__What you need to do__
Quote the whole listing verbatim.

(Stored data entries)
━━━━━━━━━━
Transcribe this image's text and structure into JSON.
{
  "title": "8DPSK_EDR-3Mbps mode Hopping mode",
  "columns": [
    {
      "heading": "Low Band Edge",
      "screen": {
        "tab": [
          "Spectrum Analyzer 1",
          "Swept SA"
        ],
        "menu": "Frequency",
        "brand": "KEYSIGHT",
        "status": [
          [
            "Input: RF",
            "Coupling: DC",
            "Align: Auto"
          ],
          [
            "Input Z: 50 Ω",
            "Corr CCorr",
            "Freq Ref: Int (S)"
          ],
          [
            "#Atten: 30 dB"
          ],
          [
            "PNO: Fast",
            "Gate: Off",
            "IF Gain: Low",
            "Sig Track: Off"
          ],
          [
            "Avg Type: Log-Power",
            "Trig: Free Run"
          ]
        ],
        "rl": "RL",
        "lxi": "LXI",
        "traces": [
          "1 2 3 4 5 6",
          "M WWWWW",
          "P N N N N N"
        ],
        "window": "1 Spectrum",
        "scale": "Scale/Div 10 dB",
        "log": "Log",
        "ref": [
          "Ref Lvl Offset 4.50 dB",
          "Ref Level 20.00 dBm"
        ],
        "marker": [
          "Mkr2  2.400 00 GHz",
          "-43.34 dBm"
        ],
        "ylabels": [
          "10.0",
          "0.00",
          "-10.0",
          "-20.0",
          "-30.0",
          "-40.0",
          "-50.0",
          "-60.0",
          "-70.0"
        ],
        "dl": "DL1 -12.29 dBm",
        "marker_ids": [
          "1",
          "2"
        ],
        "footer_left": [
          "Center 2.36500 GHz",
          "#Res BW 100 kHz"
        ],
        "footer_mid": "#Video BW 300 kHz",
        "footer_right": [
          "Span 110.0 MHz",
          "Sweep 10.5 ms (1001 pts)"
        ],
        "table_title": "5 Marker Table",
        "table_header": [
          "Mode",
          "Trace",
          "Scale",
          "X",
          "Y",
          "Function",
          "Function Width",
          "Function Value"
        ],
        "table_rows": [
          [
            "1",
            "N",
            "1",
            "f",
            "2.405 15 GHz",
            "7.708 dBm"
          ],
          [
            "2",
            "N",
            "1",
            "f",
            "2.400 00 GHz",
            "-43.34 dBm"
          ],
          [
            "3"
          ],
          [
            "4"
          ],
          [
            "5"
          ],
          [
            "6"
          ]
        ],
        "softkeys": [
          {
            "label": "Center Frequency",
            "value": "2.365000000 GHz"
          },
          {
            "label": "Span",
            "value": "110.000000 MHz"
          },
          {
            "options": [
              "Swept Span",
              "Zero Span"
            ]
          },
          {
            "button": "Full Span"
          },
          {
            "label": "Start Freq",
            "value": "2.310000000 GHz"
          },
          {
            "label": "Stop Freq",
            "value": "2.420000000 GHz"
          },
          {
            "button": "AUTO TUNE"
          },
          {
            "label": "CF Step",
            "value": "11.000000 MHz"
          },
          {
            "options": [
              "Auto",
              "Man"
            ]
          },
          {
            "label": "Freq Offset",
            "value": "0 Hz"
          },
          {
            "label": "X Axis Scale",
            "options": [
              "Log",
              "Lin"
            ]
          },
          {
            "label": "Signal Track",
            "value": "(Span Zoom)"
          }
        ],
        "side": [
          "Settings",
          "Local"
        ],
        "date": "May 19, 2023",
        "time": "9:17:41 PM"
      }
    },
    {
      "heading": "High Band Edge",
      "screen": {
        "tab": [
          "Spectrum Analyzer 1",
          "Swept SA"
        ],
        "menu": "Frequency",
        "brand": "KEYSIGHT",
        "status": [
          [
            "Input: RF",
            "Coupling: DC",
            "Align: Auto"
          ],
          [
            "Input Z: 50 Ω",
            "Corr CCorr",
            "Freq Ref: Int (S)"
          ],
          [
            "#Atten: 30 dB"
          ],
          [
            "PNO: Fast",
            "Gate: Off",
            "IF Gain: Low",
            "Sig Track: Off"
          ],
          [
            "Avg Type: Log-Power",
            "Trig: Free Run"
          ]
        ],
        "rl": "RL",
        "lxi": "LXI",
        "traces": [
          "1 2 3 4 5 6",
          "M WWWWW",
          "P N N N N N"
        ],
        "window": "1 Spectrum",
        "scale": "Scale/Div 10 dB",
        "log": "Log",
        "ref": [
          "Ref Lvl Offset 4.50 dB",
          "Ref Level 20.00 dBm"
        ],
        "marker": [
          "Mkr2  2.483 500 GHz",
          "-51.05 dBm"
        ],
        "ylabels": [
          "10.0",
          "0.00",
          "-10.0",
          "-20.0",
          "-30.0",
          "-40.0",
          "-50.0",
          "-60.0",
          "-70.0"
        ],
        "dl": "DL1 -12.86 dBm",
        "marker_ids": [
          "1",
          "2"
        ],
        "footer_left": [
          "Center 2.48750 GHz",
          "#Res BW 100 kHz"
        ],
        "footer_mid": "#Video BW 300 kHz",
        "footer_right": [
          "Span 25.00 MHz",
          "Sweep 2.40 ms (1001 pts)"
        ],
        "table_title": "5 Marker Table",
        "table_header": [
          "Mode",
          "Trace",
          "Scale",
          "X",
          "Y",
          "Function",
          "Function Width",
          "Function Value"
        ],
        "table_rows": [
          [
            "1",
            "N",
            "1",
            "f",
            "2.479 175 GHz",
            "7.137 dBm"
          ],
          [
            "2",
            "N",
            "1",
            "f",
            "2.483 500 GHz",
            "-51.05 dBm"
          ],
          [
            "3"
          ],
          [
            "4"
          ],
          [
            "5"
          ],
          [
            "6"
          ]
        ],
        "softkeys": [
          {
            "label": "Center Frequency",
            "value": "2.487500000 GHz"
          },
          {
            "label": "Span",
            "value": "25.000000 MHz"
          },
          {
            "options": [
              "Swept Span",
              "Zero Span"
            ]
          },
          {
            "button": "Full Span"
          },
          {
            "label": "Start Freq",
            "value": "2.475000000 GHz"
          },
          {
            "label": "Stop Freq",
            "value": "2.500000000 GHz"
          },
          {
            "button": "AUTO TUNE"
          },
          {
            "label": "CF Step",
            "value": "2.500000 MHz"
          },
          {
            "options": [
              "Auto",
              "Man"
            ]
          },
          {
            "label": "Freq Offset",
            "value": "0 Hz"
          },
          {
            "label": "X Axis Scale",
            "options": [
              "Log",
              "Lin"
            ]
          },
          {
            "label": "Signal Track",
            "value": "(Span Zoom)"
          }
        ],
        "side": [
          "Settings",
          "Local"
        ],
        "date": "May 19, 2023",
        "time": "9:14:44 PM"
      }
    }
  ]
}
━━━━━━━━━━
__Correct response__
Transcribe this image's text and structure into JSON.
{
  "title": "8DPSK_EDR-3Mbps mode Hopping mode",
  "columns": [
    {
      "heading": "Low Band Edge",
      "screen": {
        "tab": [
          "Spectrum Analyzer 1",
          "Swept SA"
        ],
        "menu": "Frequency",
        "brand": "KEYSIGHT",
        "status": [
          [
            "Input: RF",
            "Coupling: DC",
            "Align: Auto"
          ],
          [
            "Input Z: 50 Ω",
            "Corr CCorr",
            "Freq Ref: Int (S)"
          ],
          [
            "#Atten: 30 dB"
          ],
          [
            "PNO: Fast",
            "Gate: Off",
            "IF Gain: Low",
            "Sig Track: Off"
          ],
          [
            "Avg Type: Log-Power",
            "Trig: Free Run"
          ]
        ],
        "rl": "RL",
        "lxi": "LXI",
        "traces": [
          "1 2 3 4 5 6",
          "M WWWWW",
          "P N N N N N"
        ],
        "window": "1 Spectrum",
        "scale": "Scale/Div 10 dB",
        "log": "Log",
        "ref": [
          "Ref Lvl Offset 4.50 dB",
          "Ref Level 20.00 dBm"
        ],
        "marker": [
          "Mkr2  2.400 00 GHz",
          "-43.34 dBm"
        ],
        "ylabels": [
          "10.0",
          "0.00",
          "-10.0",
          "-20.0",
          "-30.0",
          "-40.0",
          "-50.0",
          "-60.0",
          "-70.0"
        ],
        "dl": "DL1 -12.29 dBm",
        "marker_ids": [
          "1",
          "2"
        ],
        "footer_left": [
          "Center 2.36500 GHz",
          "#Res BW 100 kHz"
        ],
        "footer_mid": "#Video BW 300 kHz",
        "footer_right": [
          "Span 110.0 MHz",
          "Sweep 10.5 ms (1001 pts)"
        ],
        "table_title": "5 Marker Table",
        "table_header": [
          "Mode",
          "Trace",
          "Scale",
          "X",
          "Y",
          "Function",
          "Function Width",
          "Function Value"
        ],
        "table_rows": [
          [
            "1",
            "N",
            "1",
            "f",
            "2.405 15 GHz",
            "7.708 dBm"
          ],
          [
            "2",
            "N",
            "1",
            "f",
            "2.400 00 GHz",
            "-43.34 dBm"
          ],
          [
            "3"
          ],
          [
            "4"
          ],
          [
            "5"
          ],
          [
            "6"
          ]
        ],
        "softkeys": [
          {
            "label": "Center Frequency",
            "value": "2.365000000 GHz"
          },
          {
            "label": "Span",
            "value": "110.000000 MHz"
          },
          {
            "options": [
              "Swept Span",
              "Zero Span"
            ]
          },
          {
            "button": "Full Span"
          },
          {
            "label": "Start Freq",
            "value": "2.310000000 GHz"
          },
          {
            "label": "Stop Freq",
            "value": "2.420000000 GHz"
          },
          {
            "button": "AUTO TUNE"
          },
          {
            "label": "CF Step",
            "value": "11.000000 MHz"
          },
          {
            "options": [
              "Auto",
              "Man"
            ]
          },
          {
            "label": "Freq Offset",
            "value": "0 Hz"
          },
          {
            "label": "X Axis Scale",
            "options": [
              "Log",
              "Lin"
            ]
          },
          {
            "label": "Signal Track",
            "value": "(Span Zoom)"
          }
        ],
        "side": [
          "Settings",
          "Local"
        ],
        "date": "May 19, 2023",
        "time": "9:17:41 PM"
      }
    },
    {
      "heading": "High Band Edge",
      "screen": {
        "tab": [
          "Spectrum Analyzer 1",
          "Swept SA"
        ],
        "menu": "Frequency",
        "brand": "KEYSIGHT",
        "status": [
          [
            "Input: RF",
            "Coupling: DC",
            "Align: Auto"
          ],
          [
            "Input Z: 50 Ω",
            "Corr CCorr",
            "Freq Ref: Int (S)"
          ],
          [
            "#Atten: 30 dB"
          ],
          [
            "PNO: Fast",
            "Gate: Off",
            "IF Gain: Low",
            "Sig Track: Off"
          ],
          [
            "Avg Type: Log-Power",
            "Trig: Free Run"
          ]
        ],
        "rl": "RL",
        "lxi": "LXI",
        "traces": [
          "1 2 3 4 5 6",
          "M WWWWW",
          "P N N N N N"
        ],
        "window": "1 Spectrum",
        "scale": "Scale/Div 10 dB",
        "log": "Log",
        "ref": [
          "Ref Lvl Offset 4.50 dB",
          "Ref Level 20.00 dBm"
        ],
        "marker": [
          "Mkr2  2.483 500 GHz",
          "-51.05 dBm"
        ],
        "ylabels": [
          "10.0",
          "0.00",
          "-10.0",
          "-20.0",
          "-30.0",
          "-40.0",
          "-50.0",
          "-60.0",
          "-70.0"
        ],
        "dl": "DL1 -12.86 dBm",
        "marker_ids": [
          "1",
          "2"
        ],
        "footer_left": [
          "Center 2.48750 GHz",
          "#Res BW 100 kHz"
        ],
        "footer_mid": "#Video BW 300 kHz",
        "footer_right": [
          "Span 25.00 MHz",
          "Sweep 2.40 ms (1001 pts)"
        ],
        "table_title": "5 Marker Table",
        "table_header": [
          "Mode",
          "Trace",
          "Scale",
          "X",
          "Y",
          "Function",
          "Function Width",
          "Function Value"
        ],
        "table_rows": [
          [
            "1",
            "N",
            "1",
            "f",
            "2.479 175 GHz",
            "7.137 dBm"
          ],
          [
            "2",
            "N",
            "1",
            "f",
            "2.483 500 GHz",
            "-51.05 dBm"
          ],
          [
            "3"
          ],
          [
            "4"
          ],
          [
            "5"
          ],
          [
            "6"
          ]
        ],
        "softkeys": [
          {
            "label": "Center Frequency",
            "value": "2.487500000 GHz"
          },
          {
            "label": "Span",
            "value": "25.000000 MHz"
          },
          {
            "options": [
              "Swept Span",
              "Zero Span"
            ]
          },
          {
            "button": "Full Span"
          },
          {
            "label": "Start Freq",
            "value": "2.475000000 GHz"
          },
          {
            "label": "Stop Freq",
            "value": "2.500000000 GHz"
          },
          {
            "button": "AUTO TUNE"
          },
          {
            "label": "CF Step",
            "value": "2.500000 MHz"
          },
          {
            "options": [
              "Auto",
              "Man"
            ]
          },
          {
            "label": "Freq Offset",
            "value": "0 Hz"
          },
          {
            "label": "X Axis Scale",
            "options": [
              "Log",
              "Lin"
            ]
          },
          {
            "label": "Signal Track",
            "value": "(Span Zoom)"
          }
        ],
        "side": [
          "Settings",
          "Local"
        ],
        "date": "May 19, 2023",
        "time": "9:14:44 PM"
      }
    }
  ]
}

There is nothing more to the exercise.